## TASK ITEM
Your answer must match the records word for word and contain no pictures.

Start of DATA RECORDS

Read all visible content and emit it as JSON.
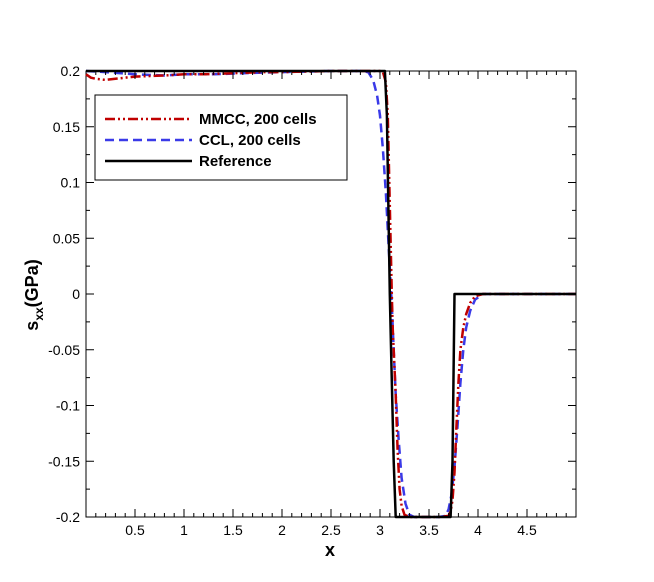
{
  "chart_data": {
    "type": "line",
    "title": "",
    "xlabel": "x",
    "ylabel_main": "s",
    "ylabel_sub": "xx",
    "ylabel_tail": "(GPa)",
    "xlim": [
      0,
      5
    ],
    "ylim": [
      -0.2,
      0.2
    ],
    "xticks": [
      0.5,
      1,
      1.5,
      2,
      2.5,
      3,
      3.5,
      4,
      4.5
    ],
    "xtick_labels": [
      "0.5",
      "1",
      "1.5",
      "2",
      "2.5",
      "3",
      "3.5",
      "4",
      "4.5"
    ],
    "yticks": [
      0.2,
      0.15,
      0.1,
      0.05,
      0,
      -0.05,
      -0.1,
      -0.15,
      -0.2
    ],
    "ytick_labels": [
      "0.2",
      "0.15",
      "0.1",
      "0.05",
      "0",
      "-0.05",
      "-0.1",
      "-0.15",
      "-0.2"
    ],
    "grid": false,
    "legend_position": "top-left",
    "series": [
      {
        "name": "MMCC, 200 cells",
        "color": "#c00000",
        "dash": "dashdotdot",
        "points": [
          [
            0,
            0.197
          ],
          [
            0.05,
            0.194
          ],
          [
            0.1,
            0.193
          ],
          [
            0.2,
            0.192
          ],
          [
            0.3,
            0.193
          ],
          [
            0.5,
            0.195
          ],
          [
            0.8,
            0.196
          ],
          [
            1.0,
            0.197
          ],
          [
            1.2,
            0.197
          ],
          [
            1.5,
            0.198
          ],
          [
            1.8,
            0.199
          ],
          [
            2.0,
            0.199
          ],
          [
            2.5,
            0.2
          ],
          [
            2.9,
            0.2
          ],
          [
            3.0,
            0.2
          ],
          [
            3.03,
            0.199
          ],
          [
            3.06,
            0.19
          ],
          [
            3.08,
            0.16
          ],
          [
            3.09,
            0.12
          ],
          [
            3.1,
            0.08
          ],
          [
            3.11,
            0.04
          ],
          [
            3.12,
            0.0
          ],
          [
            3.13,
            -0.03
          ],
          [
            3.14,
            -0.05
          ],
          [
            3.16,
            -0.09
          ],
          [
            3.18,
            -0.14
          ],
          [
            3.2,
            -0.175
          ],
          [
            3.22,
            -0.19
          ],
          [
            3.25,
            -0.198
          ],
          [
            3.3,
            -0.2
          ],
          [
            3.6,
            -0.2
          ],
          [
            3.7,
            -0.199
          ],
          [
            3.72,
            -0.195
          ],
          [
            3.74,
            -0.185
          ],
          [
            3.76,
            -0.16
          ],
          [
            3.78,
            -0.12
          ],
          [
            3.8,
            -0.08
          ],
          [
            3.82,
            -0.05
          ],
          [
            3.85,
            -0.03
          ],
          [
            3.88,
            -0.018
          ],
          [
            3.92,
            -0.008
          ],
          [
            3.97,
            -0.002
          ],
          [
            4.05,
            0.0
          ],
          [
            5.0,
            0.0
          ]
        ]
      },
      {
        "name": "CCL, 200 cells",
        "color": "#3a3ae8",
        "dash": "dashed",
        "points": [
          [
            0,
            0.2
          ],
          [
            0.2,
            0.199
          ],
          [
            0.5,
            0.197
          ],
          [
            0.8,
            0.196
          ],
          [
            1.0,
            0.197
          ],
          [
            1.3,
            0.197
          ],
          [
            1.6,
            0.198
          ],
          [
            2.0,
            0.199
          ],
          [
            2.5,
            0.2
          ],
          [
            2.8,
            0.2
          ],
          [
            2.88,
            0.199
          ],
          [
            2.93,
            0.192
          ],
          [
            2.97,
            0.178
          ],
          [
            3.0,
            0.16
          ],
          [
            3.03,
            0.13
          ],
          [
            3.06,
            0.09
          ],
          [
            3.09,
            0.04
          ],
          [
            3.12,
            -0.01
          ],
          [
            3.14,
            -0.05
          ],
          [
            3.16,
            -0.09
          ],
          [
            3.19,
            -0.13
          ],
          [
            3.22,
            -0.165
          ],
          [
            3.26,
            -0.188
          ],
          [
            3.3,
            -0.198
          ],
          [
            3.35,
            -0.2
          ],
          [
            3.6,
            -0.2
          ],
          [
            3.67,
            -0.199
          ],
          [
            3.7,
            -0.193
          ],
          [
            3.73,
            -0.18
          ],
          [
            3.76,
            -0.155
          ],
          [
            3.79,
            -0.12
          ],
          [
            3.82,
            -0.08
          ],
          [
            3.85,
            -0.05
          ],
          [
            3.88,
            -0.03
          ],
          [
            3.92,
            -0.015
          ],
          [
            3.97,
            -0.005
          ],
          [
            4.05,
            0.0
          ],
          [
            5.0,
            0.0
          ]
        ]
      },
      {
        "name": "Reference",
        "color": "#000000",
        "dash": "solid",
        "points": [
          [
            0,
            0.2
          ],
          [
            3.05,
            0.2
          ],
          [
            3.07,
            0.16
          ],
          [
            3.1,
            0.0
          ],
          [
            3.11,
            -0.04
          ],
          [
            3.14,
            -0.15
          ],
          [
            3.16,
            -0.2
          ],
          [
            3.72,
            -0.2
          ],
          [
            3.74,
            -0.15
          ],
          [
            3.76,
            0.0
          ],
          [
            5.0,
            0.0
          ]
        ]
      }
    ]
  }
}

End of DATA RECORDS

## SOLUTION
Read all visible content and emit it as JSON.
{
  "chart_data": {
    "type": "line",
    "title": "",
    "xlabel": "x",
    "ylabel_main": "s",
    "ylabel_sub": "xx",
    "ylabel_tail": "(GPa)",
    "xlim": [
      0,
      5
    ],
    "ylim": [
      -0.2,
      0.2
    ],
    "xticks": [
      0.5,
      1,
      1.5,
      2,
      2.5,
      3,
      3.5,
      4,
      4.5
    ],
    "xtick_labels": [
      "0.5",
      "1",
      "1.5",
      "2",
      "2.5",
      "3",
      "3.5",
      "4",
      "4.5"
    ],
    "yticks": [
      0.2,
      0.15,
      0.1,
      0.05,
      0,
      -0.05,
      -0.1,
      -0.15,
      -0.2
    ],
    "ytick_labels": [
      "0.2",
      "0.15",
      "0.1",
      "0.05",
      "0",
      "-0.05",
      "-0.1",
      "-0.15",
      "-0.2"
    ],
    "grid": false,
    "legend_position": "top-left",
    "series": [
      {
        "name": "MMCC, 200 cells",
        "color": "#c00000",
        "dash": "dashdotdot",
        "points": [
          [
            0,
            0.197
          ],
          [
            0.05,
            0.194
          ],
          [
            0.1,
            0.193
          ],
          [
            0.2,
            0.192
          ],
          [
            0.3,
            0.193
          ],
          [
            0.5,
            0.195
          ],
          [
            0.8,
            0.196
          ],
          [
            1.0,
            0.197
          ],
          [
            1.2,
            0.197
          ],
          [
            1.5,
            0.198
          ],
          [
            1.8,
            0.199
          ],
          [
            2.0,
            0.199
          ],
          [
            2.5,
            0.2
          ],
          [
            2.9,
            0.2
          ],
          [
            3.0,
            0.2
          ],
          [
            3.03,
            0.199
          ],
          [
            3.06,
            0.19
          ],
          [
            3.08,
            0.16
          ],
          [
            3.09,
            0.12
          ],
          [
            3.1,
            0.08
          ],
          [
            3.11,
            0.04
          ],
          [
            3.12,
            0.0
          ],
          [
            3.13,
            -0.03
          ],
          [
            3.14,
            -0.05
          ],
          [
            3.16,
            -0.09
          ],
          [
            3.18,
            -0.14
          ],
          [
            3.2,
            -0.175
          ],
          [
            3.22,
            -0.19
          ],
          [
            3.25,
            -0.198
          ],
          [
            3.3,
            -0.2
          ],
          [
            3.6,
            -0.2
          ],
          [
            3.7,
            -0.199
          ],
          [
            3.72,
            -0.195
          ],
          [
            3.74,
            -0.185
          ],
          [
            3.76,
            -0.16
          ],
          [
            3.78,
            -0.12
          ],
          [
            3.8,
            -0.08
          ],
          [
            3.82,
            -0.05
          ],
          [
            3.85,
            -0.03
          ],
          [
            3.88,
            -0.018
          ],
          [
            3.92,
            -0.008
          ],
          [
            3.97,
            -0.002
          ],
          [
            4.05,
            0.0
          ],
          [
            5.0,
            0.0
          ]
        ]
      },
      {
        "name": "CCL, 200 cells",
        "color": "#3a3ae8",
        "dash": "dashed",
        "points": [
          [
            0,
            0.2
          ],
          [
            0.2,
            0.199
          ],
          [
            0.5,
            0.197
          ],
          [
            0.8,
            0.196
          ],
          [
            1.0,
            0.197
          ],
          [
            1.3,
            0.197
          ],
          [
            1.6,
            0.198
          ],
          [
            2.0,
            0.199
          ],
          [
            2.5,
            0.2
          ],
          [
            2.8,
            0.2
          ],
          [
            2.88,
            0.199
          ],
          [
            2.93,
            0.192
          ],
          [
            2.97,
            0.178
          ],
          [
            3.0,
            0.16
          ],
          [
            3.03,
            0.13
          ],
          [
            3.06,
            0.09
          ],
          [
            3.09,
            0.04
          ],
          [
            3.12,
            -0.01
          ],
          [
            3.14,
            -0.05
          ],
          [
            3.16,
            -0.09
          ],
          [
            3.19,
            -0.13
          ],
          [
            3.22,
            -0.165
          ],
          [
            3.26,
            -0.188
          ],
          [
            3.3,
            -0.198
          ],
          [
            3.35,
            -0.2
          ],
          [
            3.6,
            -0.2
          ],
          [
            3.67,
            -0.199
          ],
          [
            3.7,
            -0.193
          ],
          [
            3.73,
            -0.18
          ],
          [
            3.76,
            -0.155
          ],
          [
            3.79,
            -0.12
          ],
          [
            3.82,
            -0.08
          ],
          [
            3.85,
            -0.05
          ],
          [
            3.88,
            -0.03
          ],
          [
            3.92,
            -0.015
          ],
          [
            3.97,
            -0.005
          ],
          [
            4.05,
            0.0
          ],
          [
            5.0,
            0.0
          ]
        ]
      },
      {
        "name": "Reference",
        "color": "#000000",
        "dash": "solid",
        "points": [
          [
            0,
            0.2
          ],
          [
            3.05,
            0.2
          ],
          [
            3.07,
            0.16
          ],
          [
            3.1,
            0.0
          ],
          [
            3.11,
            -0.04
          ],
          [
            3.14,
            -0.15
          ],
          [
            3.16,
            -0.2
          ],
          [
            3.72,
            -0.2
          ],
          [
            3.74,
            -0.15
          ],
          [
            3.76,
            0.0
          ],
          [
            5.0,
            0.0
          ]
        ]
      }
    ]
  }
}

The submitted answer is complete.